- **To be done**:
Write out all of the lines below, exactly and completely.

## Begin Dataset entries

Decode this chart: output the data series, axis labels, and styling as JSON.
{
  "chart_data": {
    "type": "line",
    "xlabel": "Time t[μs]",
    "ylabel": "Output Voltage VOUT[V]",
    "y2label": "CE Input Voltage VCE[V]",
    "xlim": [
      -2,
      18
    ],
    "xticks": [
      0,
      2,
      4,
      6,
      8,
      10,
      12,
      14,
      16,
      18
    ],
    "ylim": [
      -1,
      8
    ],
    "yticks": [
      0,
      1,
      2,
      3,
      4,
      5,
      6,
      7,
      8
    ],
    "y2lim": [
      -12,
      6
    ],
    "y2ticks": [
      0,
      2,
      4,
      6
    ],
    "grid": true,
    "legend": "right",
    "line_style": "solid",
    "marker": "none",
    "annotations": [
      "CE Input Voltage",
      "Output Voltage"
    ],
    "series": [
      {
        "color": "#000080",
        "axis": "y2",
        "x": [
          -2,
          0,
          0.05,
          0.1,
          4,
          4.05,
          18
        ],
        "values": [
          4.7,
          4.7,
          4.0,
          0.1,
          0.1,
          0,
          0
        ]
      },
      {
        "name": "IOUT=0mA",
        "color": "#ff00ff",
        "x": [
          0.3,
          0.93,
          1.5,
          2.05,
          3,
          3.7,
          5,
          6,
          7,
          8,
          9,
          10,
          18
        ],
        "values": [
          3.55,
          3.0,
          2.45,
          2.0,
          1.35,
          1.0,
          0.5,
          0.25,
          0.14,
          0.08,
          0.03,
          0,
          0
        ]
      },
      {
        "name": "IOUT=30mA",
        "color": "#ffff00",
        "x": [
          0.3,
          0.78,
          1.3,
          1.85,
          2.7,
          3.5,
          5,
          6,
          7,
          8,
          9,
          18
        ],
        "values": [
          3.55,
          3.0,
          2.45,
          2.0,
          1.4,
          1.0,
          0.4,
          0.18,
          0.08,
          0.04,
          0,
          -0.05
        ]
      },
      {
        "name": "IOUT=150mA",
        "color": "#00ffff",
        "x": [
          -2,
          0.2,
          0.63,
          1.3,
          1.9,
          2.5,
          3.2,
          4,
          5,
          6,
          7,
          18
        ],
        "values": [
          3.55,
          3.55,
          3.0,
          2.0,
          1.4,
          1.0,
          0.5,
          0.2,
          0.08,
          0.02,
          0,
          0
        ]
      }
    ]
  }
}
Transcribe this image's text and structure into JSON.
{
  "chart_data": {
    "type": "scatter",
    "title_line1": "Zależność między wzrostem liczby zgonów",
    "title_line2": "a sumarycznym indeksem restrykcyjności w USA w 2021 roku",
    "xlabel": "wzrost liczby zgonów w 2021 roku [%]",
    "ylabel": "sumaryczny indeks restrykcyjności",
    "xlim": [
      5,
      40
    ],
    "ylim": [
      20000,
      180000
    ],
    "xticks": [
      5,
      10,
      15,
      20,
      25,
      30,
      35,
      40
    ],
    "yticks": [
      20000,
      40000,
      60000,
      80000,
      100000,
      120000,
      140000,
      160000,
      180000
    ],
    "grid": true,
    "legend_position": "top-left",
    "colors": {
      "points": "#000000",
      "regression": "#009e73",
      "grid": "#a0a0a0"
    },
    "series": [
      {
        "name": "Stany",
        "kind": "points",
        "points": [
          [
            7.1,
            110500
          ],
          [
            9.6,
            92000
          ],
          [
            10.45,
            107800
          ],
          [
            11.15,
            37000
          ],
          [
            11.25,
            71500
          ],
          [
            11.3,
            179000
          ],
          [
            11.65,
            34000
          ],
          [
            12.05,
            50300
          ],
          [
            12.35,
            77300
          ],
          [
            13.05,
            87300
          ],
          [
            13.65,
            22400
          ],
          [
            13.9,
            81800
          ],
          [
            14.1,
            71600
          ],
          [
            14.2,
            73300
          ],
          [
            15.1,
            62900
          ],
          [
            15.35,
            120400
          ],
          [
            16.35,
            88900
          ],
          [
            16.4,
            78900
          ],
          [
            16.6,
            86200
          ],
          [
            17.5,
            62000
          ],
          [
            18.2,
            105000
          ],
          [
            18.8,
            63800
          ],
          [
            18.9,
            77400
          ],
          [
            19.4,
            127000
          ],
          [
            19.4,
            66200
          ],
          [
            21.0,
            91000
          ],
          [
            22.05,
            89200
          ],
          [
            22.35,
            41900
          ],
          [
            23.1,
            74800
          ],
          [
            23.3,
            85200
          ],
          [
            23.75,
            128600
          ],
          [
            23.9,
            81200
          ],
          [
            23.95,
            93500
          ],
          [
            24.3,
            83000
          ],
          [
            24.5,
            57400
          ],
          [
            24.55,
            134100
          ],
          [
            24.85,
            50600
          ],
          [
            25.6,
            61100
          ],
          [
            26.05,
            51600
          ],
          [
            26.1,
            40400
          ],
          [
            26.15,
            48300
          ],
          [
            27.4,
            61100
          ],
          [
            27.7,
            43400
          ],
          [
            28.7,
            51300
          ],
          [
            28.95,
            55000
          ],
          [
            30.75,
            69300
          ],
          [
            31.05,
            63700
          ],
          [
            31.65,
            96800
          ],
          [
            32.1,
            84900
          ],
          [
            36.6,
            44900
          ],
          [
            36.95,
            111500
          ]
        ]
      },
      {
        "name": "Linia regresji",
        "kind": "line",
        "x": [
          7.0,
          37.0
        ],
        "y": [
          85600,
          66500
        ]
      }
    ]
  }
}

## End Dataset entries

- **Exercise output**:
Decode this chart: output the data series, axis labels, and styling as JSON.
{
  "chart_data": {
    "type": "line",
    "xlabel": "Time t[μs]",
    "ylabel": "Output Voltage VOUT[V]",
    "y2label": "CE Input Voltage VCE[V]",
    "xlim": [
      -2,
      18
    ],
    "xticks": [
      0,
      2,
      4,
      6,
      8,
      10,
      12,
      14,
      16,
      18
    ],
    "ylim": [
      -1,
      8
    ],
    "yticks": [
      0,
      1,
      2,
      3,
      4,
      5,
      6,
      7,
      8
    ],
    "y2lim": [
      -12,
      6
    ],
    "y2ticks": [
      0,
      2,
      4,
      6
    ],
    "grid": true,
    "legend": "right",
    "line_style": "solid",
    "marker": "none",
    "annotations": [
      "CE Input Voltage",
      "Output Voltage"
    ],
    "series": [
      {
        "color": "#000080",
        "axis": "y2",
        "x": [
          -2,
          0,
          0.05,
          0.1,
          4,
          4.05,
          18
        ],
        "values": [
          4.7,
          4.7,
          4.0,
          0.1,
          0.1,
          0,
          0
        ]
      },
      {
        "name": "IOUT=0mA",
        "color": "#ff00ff",
        "x": [
          0.3,
          0.93,
          1.5,
          2.05,
          3,
          3.7,
          5,
          6,
          7,
          8,
          9,
          10,
          18
        ],
        "values": [
          3.55,
          3.0,
          2.45,
          2.0,
          1.35,
          1.0,
          0.5,
          0.25,
          0.14,
          0.08,
          0.03,
          0,
          0
        ]
      },
      {
        "name": "IOUT=30mA",
        "color": "#ffff00",
        "x": [
          0.3,
          0.78,
          1.3,
          1.85,
          2.7,
          3.5,
          5,
          6,
          7,
          8,
          9,
          18
        ],
        "values": [
          3.55,
          3.0,
          2.45,
          2.0,
          1.4,
          1.0,
          0.4,
          0.18,
          0.08,
          0.04,
          0,
          -0.05
        ]
      },
      {
        "name": "IOUT=150mA",
        "color": "#00ffff",
        "x": [
          -2,
          0.2,
          0.63,
          1.3,
          1.9,
          2.5,
          3.2,
          4,
          5,
          6,
          7,
          18
        ],
        "values": [
          3.55,
          3.55,
          3.0,
          2.0,
          1.4,
          1.0,
          0.5,
          0.2,
          0.08,
          0.02,
          0,
          0
        ]
      }
    ]
  }
}
Transcribe this image's text and structure into JSON.
{
  "chart_data": {
    "type": "scatter",
    "title_line1": "Zależność między wzrostem liczby zgonów",
    "title_line2": "a sumarycznym indeksem restrykcyjności w USA w 2021 roku",
    "xlabel": "wzrost liczby zgonów w 2021 roku [%]",
    "ylabel": "sumaryczny indeks restrykcyjności",
    "xlim": [
      5,
      40
    ],
    "ylim": [
      20000,
      180000
    ],
    "xticks": [
      5,
      10,
      15,
      20,
      25,
      30,
      35,
      40
    ],
    "yticks": [
      20000,
      40000,
      60000,
      80000,
      100000,
      120000,
      140000,
      160000,
      180000
    ],
    "grid": true,
    "legend_position": "top-left",
    "colors": {
      "points": "#000000",
      "regression": "#009e73",
      "grid": "#a0a0a0"
    },
    "series": [
      {
        "name": "Stany",
        "kind": "points",
        "points": [
          [
            7.1,
            110500
          ],
          [
            9.6,
            92000
          ],
          [
            10.45,
            107800
          ],
          [
            11.15,
            37000
          ],
          [
            11.25,
            71500
          ],
          [
            11.3,
            179000
          ],
          [
            11.65,
            34000
          ],
          [
            12.05,
            50300
          ],
          [
            12.35,
            77300
          ],
          [
            13.05,
            87300
          ],
          [
            13.65,
            22400
          ],
          [
            13.9,
            81800
          ],
          [
            14.1,
            71600
          ],
          [
            14.2,
            73300
          ],
          [
            15.1,
            62900
          ],
          [
            15.35,
            120400
          ],
          [
            16.35,
            88900
          ],
          [
            16.4,
            78900
          ],
          [
            16.6,
            86200
          ],
          [
            17.5,
            62000
          ],
          [
            18.2,
            105000
          ],
          [
            18.8,
            63800
          ],
          [
            18.9,
            77400
          ],
          [
            19.4,
            127000
          ],
          [
            19.4,
            66200
          ],
          [
            21.0,
            91000
          ],
          [
            22.05,
            89200
          ],
          [
            22.35,
            41900
          ],
          [
            23.1,
            74800
          ],
          [
            23.3,
            85200
          ],
          [
            23.75,
            128600
          ],
          [
            23.9,
            81200
          ],
          [
            23.95,
            93500
          ],
          [
            24.3,
            83000
          ],
          [
            24.5,
            57400
          ],
          [
            24.55,
            134100
          ],
          [
            24.85,
            50600
          ],
          [
            25.6,
            61100
          ],
          [
            26.05,
            51600
          ],
          [
            26.1,
            40400
          ],
          [
            26.15,
            48300
          ],
          [
            27.4,
            61100
          ],
          [
            27.7,
            43400
          ],
          [
            28.7,
            51300
          ],
          [
            28.95,
            55000
          ],
          [
            30.75,
            69300
          ],
          [
            31.05,
            63700
          ],
          [
            31.65,
            96800
          ],
          [
            32.1,
            84900
          ],
          [
            36.6,
            44900
          ],
          [
            36.95,
            111500
          ]
        ]
      },
      {
        "name": "Linia regresji",
        "kind": "line",
        "x": [
          7.0,
          37.0
        ],
        "y": [
          85600,
          66500
        ]
      }
    ]
  }
}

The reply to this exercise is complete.